------ Provided entries ------
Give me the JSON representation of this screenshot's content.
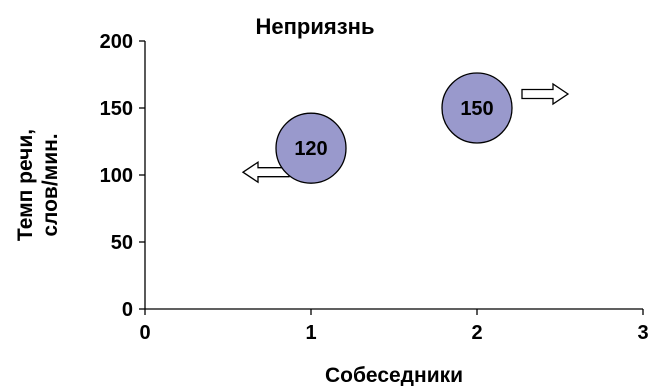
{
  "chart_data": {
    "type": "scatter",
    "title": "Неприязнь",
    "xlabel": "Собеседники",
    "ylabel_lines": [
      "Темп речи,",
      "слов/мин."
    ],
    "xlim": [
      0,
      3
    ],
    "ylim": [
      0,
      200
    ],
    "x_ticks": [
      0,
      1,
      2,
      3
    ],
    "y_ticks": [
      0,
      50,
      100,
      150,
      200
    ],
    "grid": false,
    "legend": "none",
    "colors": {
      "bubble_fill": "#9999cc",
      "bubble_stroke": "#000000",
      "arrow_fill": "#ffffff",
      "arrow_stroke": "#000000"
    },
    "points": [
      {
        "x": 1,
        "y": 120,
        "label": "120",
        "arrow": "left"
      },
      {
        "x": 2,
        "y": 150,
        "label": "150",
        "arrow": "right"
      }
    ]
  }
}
------
------ Provided entries ------
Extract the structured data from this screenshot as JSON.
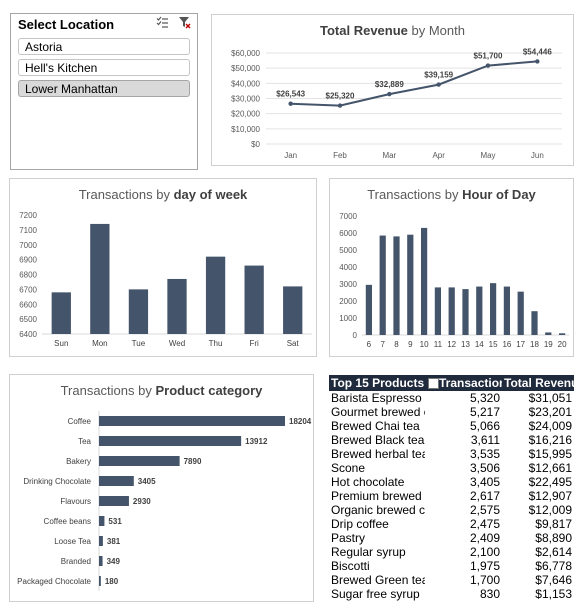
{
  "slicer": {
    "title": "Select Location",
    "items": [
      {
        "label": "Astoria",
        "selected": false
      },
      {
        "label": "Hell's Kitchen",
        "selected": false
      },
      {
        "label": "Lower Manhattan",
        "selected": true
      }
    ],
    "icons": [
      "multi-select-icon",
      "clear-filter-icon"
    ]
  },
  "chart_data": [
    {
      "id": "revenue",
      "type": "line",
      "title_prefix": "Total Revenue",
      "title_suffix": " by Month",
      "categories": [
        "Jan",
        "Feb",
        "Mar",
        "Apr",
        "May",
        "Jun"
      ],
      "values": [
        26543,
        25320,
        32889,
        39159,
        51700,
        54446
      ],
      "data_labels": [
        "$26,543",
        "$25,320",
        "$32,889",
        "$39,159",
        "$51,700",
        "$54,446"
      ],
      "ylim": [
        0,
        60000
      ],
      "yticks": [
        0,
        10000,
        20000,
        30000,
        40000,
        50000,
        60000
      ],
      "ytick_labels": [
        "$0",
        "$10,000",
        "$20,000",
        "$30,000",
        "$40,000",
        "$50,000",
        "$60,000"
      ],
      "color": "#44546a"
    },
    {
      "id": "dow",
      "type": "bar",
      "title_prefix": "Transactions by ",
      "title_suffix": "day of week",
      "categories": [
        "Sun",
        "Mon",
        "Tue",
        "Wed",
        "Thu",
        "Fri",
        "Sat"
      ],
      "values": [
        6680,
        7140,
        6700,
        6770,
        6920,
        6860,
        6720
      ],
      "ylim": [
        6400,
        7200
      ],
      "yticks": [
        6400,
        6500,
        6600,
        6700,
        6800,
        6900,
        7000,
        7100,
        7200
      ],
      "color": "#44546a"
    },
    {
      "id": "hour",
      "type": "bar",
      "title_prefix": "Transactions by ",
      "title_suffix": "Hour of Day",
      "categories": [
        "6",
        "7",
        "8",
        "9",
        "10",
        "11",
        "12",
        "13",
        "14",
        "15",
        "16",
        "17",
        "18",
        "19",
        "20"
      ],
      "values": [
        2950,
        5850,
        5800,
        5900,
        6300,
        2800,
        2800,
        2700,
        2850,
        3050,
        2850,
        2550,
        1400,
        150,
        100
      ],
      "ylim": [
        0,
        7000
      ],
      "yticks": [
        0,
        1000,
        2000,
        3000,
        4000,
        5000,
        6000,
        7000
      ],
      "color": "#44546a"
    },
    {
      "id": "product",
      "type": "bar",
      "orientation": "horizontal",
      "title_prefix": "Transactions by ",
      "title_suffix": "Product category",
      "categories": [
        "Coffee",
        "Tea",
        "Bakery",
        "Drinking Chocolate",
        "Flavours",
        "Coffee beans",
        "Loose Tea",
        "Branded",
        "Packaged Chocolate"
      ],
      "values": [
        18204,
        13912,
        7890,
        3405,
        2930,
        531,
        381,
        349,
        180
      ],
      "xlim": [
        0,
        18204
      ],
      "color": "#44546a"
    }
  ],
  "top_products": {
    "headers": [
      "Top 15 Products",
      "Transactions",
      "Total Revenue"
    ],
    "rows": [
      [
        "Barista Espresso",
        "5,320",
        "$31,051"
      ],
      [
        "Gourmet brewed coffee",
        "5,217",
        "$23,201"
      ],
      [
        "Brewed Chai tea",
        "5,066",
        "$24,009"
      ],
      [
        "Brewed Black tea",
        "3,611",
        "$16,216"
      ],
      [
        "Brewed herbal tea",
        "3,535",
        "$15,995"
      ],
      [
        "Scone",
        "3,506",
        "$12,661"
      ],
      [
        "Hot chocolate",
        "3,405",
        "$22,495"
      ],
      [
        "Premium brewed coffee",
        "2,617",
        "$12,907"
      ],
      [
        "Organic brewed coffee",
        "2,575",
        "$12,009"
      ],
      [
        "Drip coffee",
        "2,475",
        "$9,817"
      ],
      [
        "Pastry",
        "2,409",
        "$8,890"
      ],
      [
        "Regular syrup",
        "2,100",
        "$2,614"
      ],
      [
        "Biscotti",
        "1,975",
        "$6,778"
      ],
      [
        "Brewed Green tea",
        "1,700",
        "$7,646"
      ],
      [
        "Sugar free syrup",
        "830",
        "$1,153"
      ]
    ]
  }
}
------
What is expected » Gather from the records above every line containing the string "Total".

Solution to this problem »
      "title_prefix": "Total Revenue",
      "Total Revenue"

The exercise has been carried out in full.